◆ **INPUT ROWS**
* * *

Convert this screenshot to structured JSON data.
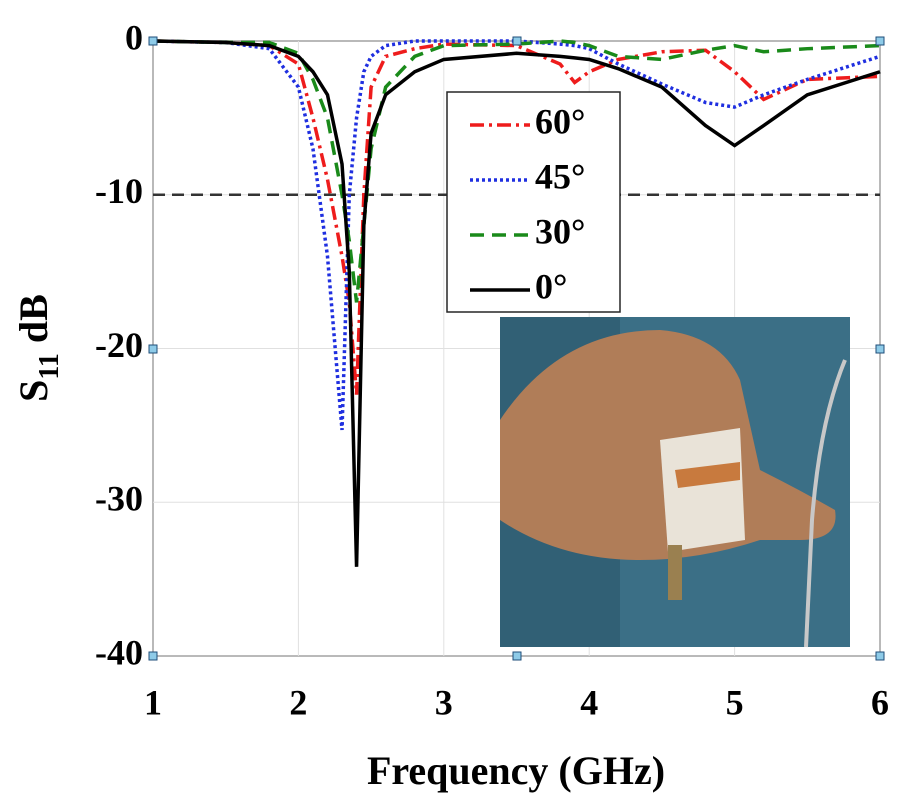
{
  "chart_data": {
    "type": "line",
    "xlabel": "Frequency (GHz)",
    "ylabel": [
      "S",
      "11",
      "dB"
    ],
    "x": [
      1,
      1.5,
      1.8,
      2,
      2.1,
      2.2,
      2.3,
      2.35,
      2.4,
      2.45,
      2.5,
      2.6,
      2.8,
      3,
      3.5,
      3.8,
      3.9,
      4,
      4.2,
      4.5,
      4.8,
      5,
      5.2,
      5.5,
      6
    ],
    "series": [
      {
        "name": "60°",
        "color": "#ee1c1c",
        "linestyle": "dashdot",
        "values": [
          0,
          -0.1,
          -0.3,
          -1.5,
          -5,
          -9,
          -14,
          -17,
          -23,
          -10,
          -3,
          -1,
          -0.5,
          -0.2,
          -0.3,
          -1.5,
          -2.7,
          -2,
          -1.2,
          -0.7,
          -0.6,
          -2,
          -3.8,
          -2.5,
          -2.3
        ]
      },
      {
        "name": "45°",
        "color": "#1f2fe0",
        "linestyle": "dotted",
        "values": [
          0,
          -0.1,
          -0.5,
          -3,
          -7,
          -14,
          -25.3,
          -10,
          -5,
          -2,
          -1,
          -0.3,
          0,
          0,
          0,
          -0.2,
          -0.3,
          -0.5,
          -1.5,
          -2.8,
          -4,
          -4.3,
          -3.5,
          -2.5,
          -1
        ]
      },
      {
        "name": "30°",
        "color": "#1a8a1a",
        "linestyle": "dashed",
        "values": [
          0,
          -0.1,
          -0.1,
          -0.8,
          -2.5,
          -5,
          -10,
          -13,
          -17,
          -12,
          -7,
          -3,
          -1,
          -0.3,
          -0.2,
          0,
          -0.1,
          -0.3,
          -1,
          -1.2,
          -0.6,
          -0.3,
          -0.7,
          -0.5,
          -0.3
        ]
      },
      {
        "name": "0°",
        "color": "#000000",
        "linestyle": "solid",
        "values": [
          0,
          -0.1,
          -0.3,
          -1,
          -2,
          -3.5,
          -8,
          -15,
          -34.2,
          -12,
          -6,
          -3.5,
          -2,
          -1.2,
          -0.8,
          -1,
          -1.1,
          -1.2,
          -1.8,
          -3,
          -5.5,
          -6.8,
          -5.5,
          -3.5,
          -2
        ]
      }
    ],
    "xlim": [
      1,
      6
    ],
    "xticks": [
      1,
      2,
      3,
      4,
      5,
      6
    ],
    "ylim": [
      -40,
      0
    ],
    "yticks": [
      -40,
      -30,
      -20,
      -10,
      0
    ],
    "hline": -10,
    "grid": true
  }
}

* * *

In the entries above, find each line with the word "color" and copy it.

◆ **CORRECT OUTPUT**
        "color": "#ee1c1c",
        "color": "#1f2fe0",
        "color": "#1a8a1a",
        "color": "#000000",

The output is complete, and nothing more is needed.